WHAT IS BEING ASKED = Take the material below and write it all out again exactly.
= = = = =
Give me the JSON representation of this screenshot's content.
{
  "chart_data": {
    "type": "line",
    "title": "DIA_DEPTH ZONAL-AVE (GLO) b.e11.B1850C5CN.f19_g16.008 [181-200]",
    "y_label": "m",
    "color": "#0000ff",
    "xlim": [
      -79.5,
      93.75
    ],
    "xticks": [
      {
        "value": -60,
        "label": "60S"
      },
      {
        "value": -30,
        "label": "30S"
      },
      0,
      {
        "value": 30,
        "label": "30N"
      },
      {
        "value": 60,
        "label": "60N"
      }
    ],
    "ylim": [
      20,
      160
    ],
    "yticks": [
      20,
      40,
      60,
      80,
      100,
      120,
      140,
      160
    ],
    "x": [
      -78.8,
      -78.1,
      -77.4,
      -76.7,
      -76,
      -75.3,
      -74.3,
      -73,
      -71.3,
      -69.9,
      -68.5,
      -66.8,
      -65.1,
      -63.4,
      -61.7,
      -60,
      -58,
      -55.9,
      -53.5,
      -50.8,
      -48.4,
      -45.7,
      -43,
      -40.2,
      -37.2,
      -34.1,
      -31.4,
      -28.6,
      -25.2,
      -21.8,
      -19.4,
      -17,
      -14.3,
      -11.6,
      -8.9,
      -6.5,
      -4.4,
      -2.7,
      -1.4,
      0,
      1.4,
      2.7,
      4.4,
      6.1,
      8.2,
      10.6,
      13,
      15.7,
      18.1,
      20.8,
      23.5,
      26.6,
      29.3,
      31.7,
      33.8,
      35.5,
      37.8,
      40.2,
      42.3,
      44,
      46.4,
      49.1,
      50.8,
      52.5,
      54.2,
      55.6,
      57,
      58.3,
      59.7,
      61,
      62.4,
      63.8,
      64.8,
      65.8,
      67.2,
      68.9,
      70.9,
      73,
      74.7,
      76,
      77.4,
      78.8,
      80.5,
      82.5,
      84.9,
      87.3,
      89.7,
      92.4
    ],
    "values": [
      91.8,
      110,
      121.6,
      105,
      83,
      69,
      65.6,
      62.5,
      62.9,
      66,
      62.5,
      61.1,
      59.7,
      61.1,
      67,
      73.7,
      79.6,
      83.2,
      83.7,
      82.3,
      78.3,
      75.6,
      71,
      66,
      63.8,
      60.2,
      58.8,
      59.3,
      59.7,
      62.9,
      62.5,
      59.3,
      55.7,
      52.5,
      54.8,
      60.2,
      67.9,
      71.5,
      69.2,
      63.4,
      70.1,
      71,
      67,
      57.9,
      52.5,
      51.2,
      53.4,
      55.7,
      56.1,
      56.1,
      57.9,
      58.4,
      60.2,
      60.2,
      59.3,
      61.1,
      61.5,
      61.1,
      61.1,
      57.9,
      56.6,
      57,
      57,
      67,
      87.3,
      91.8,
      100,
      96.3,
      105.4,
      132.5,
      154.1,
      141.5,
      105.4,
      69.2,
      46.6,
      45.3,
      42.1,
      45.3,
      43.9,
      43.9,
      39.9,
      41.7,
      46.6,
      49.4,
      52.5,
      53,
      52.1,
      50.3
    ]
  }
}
= = = = =
THE RESPONSE =
Give me the JSON representation of this screenshot's content.
{
  "chart_data": {
    "type": "line",
    "title": "DIA_DEPTH ZONAL-AVE (GLO) b.e11.B1850C5CN.f19_g16.008 [181-200]",
    "y_label": "m",
    "color": "#0000ff",
    "xlim": [
      -79.5,
      93.75
    ],
    "xticks": [
      {
        "value": -60,
        "label": "60S"
      },
      {
        "value": -30,
        "label": "30S"
      },
      0,
      {
        "value": 30,
        "label": "30N"
      },
      {
        "value": 60,
        "label": "60N"
      }
    ],
    "ylim": [
      20,
      160
    ],
    "yticks": [
      20,
      40,
      60,
      80,
      100,
      120,
      140,
      160
    ],
    "x": [
      -78.8,
      -78.1,
      -77.4,
      -76.7,
      -76,
      -75.3,
      -74.3,
      -73,
      -71.3,
      -69.9,
      -68.5,
      -66.8,
      -65.1,
      -63.4,
      -61.7,
      -60,
      -58,
      -55.9,
      -53.5,
      -50.8,
      -48.4,
      -45.7,
      -43,
      -40.2,
      -37.2,
      -34.1,
      -31.4,
      -28.6,
      -25.2,
      -21.8,
      -19.4,
      -17,
      -14.3,
      -11.6,
      -8.9,
      -6.5,
      -4.4,
      -2.7,
      -1.4,
      0,
      1.4,
      2.7,
      4.4,
      6.1,
      8.2,
      10.6,
      13,
      15.7,
      18.1,
      20.8,
      23.5,
      26.6,
      29.3,
      31.7,
      33.8,
      35.5,
      37.8,
      40.2,
      42.3,
      44,
      46.4,
      49.1,
      50.8,
      52.5,
      54.2,
      55.6,
      57,
      58.3,
      59.7,
      61,
      62.4,
      63.8,
      64.8,
      65.8,
      67.2,
      68.9,
      70.9,
      73,
      74.7,
      76,
      77.4,
      78.8,
      80.5,
      82.5,
      84.9,
      87.3,
      89.7,
      92.4
    ],
    "values": [
      91.8,
      110,
      121.6,
      105,
      83,
      69,
      65.6,
      62.5,
      62.9,
      66,
      62.5,
      61.1,
      59.7,
      61.1,
      67,
      73.7,
      79.6,
      83.2,
      83.7,
      82.3,
      78.3,
      75.6,
      71,
      66,
      63.8,
      60.2,
      58.8,
      59.3,
      59.7,
      62.9,
      62.5,
      59.3,
      55.7,
      52.5,
      54.8,
      60.2,
      67.9,
      71.5,
      69.2,
      63.4,
      70.1,
      71,
      67,
      57.9,
      52.5,
      51.2,
      53.4,
      55.7,
      56.1,
      56.1,
      57.9,
      58.4,
      60.2,
      60.2,
      59.3,
      61.1,
      61.5,
      61.1,
      61.1,
      57.9,
      56.6,
      57,
      57,
      67,
      87.3,
      91.8,
      100,
      96.3,
      105.4,
      132.5,
      154.1,
      141.5,
      105.4,
      69.2,
      46.6,
      45.3,
      42.1,
      45.3,
      43.9,
      43.9,
      39.9,
      41.7,
      46.6,
      49.4,
      52.5,
      53,
      52.1,
      50.3
    ]
  }
}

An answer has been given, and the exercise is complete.